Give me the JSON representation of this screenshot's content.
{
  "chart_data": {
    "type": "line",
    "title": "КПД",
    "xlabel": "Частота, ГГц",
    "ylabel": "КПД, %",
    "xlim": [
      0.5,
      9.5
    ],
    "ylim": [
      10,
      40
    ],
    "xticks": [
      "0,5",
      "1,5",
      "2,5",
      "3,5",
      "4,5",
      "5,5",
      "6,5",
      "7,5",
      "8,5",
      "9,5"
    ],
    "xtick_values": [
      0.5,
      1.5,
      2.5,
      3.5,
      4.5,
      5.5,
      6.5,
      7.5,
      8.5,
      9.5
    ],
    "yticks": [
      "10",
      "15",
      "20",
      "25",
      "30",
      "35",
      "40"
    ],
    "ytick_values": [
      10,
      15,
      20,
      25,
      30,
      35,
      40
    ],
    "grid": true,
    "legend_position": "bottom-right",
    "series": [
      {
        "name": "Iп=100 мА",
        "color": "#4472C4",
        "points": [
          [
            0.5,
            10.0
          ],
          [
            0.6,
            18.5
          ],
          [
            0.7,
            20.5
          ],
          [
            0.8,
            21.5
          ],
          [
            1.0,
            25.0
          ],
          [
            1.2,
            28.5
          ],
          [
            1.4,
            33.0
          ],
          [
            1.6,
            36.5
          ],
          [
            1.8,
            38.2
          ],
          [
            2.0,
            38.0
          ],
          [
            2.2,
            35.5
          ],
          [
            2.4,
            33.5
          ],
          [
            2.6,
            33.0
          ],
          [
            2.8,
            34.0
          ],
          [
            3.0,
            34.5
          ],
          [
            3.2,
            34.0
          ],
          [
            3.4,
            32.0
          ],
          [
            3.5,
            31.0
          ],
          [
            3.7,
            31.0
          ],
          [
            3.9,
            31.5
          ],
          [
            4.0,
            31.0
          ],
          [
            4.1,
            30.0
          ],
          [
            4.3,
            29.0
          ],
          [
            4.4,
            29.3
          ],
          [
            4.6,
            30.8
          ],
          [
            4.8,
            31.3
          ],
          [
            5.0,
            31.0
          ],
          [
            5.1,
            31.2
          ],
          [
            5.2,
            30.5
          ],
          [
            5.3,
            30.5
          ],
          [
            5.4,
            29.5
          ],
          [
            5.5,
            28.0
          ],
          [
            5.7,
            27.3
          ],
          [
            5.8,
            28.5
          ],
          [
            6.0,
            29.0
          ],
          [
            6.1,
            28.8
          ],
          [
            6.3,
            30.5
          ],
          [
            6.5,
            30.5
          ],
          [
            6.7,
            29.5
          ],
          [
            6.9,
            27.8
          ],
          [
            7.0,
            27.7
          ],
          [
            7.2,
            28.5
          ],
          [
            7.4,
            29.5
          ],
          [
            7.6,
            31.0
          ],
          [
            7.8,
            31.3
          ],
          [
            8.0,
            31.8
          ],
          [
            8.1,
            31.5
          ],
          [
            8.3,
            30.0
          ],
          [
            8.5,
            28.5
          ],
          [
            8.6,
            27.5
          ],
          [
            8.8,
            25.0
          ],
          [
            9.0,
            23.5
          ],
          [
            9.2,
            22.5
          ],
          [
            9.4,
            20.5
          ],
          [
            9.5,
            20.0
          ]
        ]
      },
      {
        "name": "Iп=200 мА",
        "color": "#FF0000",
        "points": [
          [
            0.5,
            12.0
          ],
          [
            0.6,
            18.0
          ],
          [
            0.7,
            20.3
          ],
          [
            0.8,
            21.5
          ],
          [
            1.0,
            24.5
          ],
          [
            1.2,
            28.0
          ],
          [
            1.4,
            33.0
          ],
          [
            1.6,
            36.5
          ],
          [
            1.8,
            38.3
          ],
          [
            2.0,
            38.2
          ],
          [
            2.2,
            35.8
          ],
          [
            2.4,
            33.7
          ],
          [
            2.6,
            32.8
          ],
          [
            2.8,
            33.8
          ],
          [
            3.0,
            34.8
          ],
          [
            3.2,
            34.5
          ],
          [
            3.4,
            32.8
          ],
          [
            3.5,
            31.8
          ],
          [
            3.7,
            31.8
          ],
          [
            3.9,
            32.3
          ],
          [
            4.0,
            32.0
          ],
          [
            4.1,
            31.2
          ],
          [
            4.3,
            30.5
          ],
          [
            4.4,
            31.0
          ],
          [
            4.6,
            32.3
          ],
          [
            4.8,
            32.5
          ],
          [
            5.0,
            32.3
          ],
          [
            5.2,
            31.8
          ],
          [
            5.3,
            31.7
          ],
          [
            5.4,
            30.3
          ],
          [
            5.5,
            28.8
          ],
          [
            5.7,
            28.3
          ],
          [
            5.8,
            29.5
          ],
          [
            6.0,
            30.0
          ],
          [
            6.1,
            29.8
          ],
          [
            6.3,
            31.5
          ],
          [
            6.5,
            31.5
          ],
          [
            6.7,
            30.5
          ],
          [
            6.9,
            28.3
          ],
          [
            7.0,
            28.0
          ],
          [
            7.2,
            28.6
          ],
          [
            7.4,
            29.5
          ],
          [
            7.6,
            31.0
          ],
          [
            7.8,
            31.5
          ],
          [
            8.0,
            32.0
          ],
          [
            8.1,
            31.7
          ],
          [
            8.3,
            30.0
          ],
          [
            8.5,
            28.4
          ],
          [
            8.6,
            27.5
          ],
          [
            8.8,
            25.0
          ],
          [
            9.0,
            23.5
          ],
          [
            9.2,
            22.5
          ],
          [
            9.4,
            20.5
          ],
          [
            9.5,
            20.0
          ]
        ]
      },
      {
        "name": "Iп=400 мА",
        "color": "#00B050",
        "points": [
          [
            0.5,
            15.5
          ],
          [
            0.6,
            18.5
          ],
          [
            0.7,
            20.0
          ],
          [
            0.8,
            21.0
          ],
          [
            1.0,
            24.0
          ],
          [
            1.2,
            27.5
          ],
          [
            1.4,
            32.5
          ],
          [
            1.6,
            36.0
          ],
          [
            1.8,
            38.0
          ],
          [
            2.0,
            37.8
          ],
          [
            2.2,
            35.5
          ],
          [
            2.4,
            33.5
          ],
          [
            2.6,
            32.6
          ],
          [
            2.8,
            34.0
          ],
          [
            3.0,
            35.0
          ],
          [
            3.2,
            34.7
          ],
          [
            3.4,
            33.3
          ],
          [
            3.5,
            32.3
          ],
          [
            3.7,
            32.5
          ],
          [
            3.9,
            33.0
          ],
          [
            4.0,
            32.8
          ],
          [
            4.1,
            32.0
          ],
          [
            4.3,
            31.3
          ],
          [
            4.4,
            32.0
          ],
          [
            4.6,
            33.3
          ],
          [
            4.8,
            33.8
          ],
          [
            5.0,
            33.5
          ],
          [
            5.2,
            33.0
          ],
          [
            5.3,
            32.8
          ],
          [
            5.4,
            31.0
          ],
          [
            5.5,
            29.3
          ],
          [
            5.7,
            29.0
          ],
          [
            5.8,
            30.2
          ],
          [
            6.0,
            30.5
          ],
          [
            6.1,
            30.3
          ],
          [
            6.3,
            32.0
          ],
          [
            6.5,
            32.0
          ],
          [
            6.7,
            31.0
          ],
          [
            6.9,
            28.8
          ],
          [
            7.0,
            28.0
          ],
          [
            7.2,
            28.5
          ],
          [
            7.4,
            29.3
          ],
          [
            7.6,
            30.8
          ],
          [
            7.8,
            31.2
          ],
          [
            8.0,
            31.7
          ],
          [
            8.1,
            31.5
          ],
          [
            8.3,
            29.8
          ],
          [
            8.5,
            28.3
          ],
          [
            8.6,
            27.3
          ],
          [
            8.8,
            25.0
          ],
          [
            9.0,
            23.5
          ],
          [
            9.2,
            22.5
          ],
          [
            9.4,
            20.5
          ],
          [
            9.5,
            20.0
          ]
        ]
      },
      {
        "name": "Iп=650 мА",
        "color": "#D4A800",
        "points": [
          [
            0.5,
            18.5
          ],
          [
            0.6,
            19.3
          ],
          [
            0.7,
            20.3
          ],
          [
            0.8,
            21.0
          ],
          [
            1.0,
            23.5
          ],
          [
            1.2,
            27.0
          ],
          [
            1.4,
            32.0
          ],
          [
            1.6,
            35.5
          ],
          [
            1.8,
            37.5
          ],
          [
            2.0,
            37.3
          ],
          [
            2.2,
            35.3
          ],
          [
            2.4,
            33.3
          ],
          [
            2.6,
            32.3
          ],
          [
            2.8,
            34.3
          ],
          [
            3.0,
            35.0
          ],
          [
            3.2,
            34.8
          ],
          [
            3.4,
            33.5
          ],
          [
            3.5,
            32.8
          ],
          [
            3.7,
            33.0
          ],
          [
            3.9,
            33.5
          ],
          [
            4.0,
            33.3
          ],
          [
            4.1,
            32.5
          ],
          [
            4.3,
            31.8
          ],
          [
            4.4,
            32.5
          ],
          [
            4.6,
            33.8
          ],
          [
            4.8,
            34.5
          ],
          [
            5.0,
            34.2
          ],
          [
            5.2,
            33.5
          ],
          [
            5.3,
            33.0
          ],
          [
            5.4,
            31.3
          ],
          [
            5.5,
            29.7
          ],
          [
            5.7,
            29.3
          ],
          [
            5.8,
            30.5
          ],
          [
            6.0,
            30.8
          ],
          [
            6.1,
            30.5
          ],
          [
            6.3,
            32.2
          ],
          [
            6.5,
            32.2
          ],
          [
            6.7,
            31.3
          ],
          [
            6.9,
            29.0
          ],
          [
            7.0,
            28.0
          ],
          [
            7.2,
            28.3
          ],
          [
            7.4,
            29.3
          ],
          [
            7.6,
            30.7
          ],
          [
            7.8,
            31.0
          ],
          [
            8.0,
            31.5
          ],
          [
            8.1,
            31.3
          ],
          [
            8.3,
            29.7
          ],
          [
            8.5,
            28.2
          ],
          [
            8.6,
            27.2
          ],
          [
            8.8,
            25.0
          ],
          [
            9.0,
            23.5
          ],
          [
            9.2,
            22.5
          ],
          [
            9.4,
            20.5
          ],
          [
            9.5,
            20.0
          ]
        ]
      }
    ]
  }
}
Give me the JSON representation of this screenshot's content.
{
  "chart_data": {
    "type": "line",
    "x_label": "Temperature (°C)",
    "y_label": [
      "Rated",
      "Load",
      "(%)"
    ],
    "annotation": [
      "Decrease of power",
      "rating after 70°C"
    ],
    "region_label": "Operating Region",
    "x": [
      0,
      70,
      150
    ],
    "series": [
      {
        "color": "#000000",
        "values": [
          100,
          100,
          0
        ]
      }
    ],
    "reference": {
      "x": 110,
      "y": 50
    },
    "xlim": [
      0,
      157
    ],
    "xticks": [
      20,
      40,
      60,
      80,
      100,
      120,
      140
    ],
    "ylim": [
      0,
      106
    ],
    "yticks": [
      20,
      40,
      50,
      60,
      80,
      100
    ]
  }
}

● ● ● ● ● ● ●

Task: From the entries above, copy every line containing the word "name".

Solution to the exercise:
        "name": "Iп=100 мА",
        "name": "Iп=200 мА",
        "name": "Iп=400 мА",
        "name": "Iп=650 мА",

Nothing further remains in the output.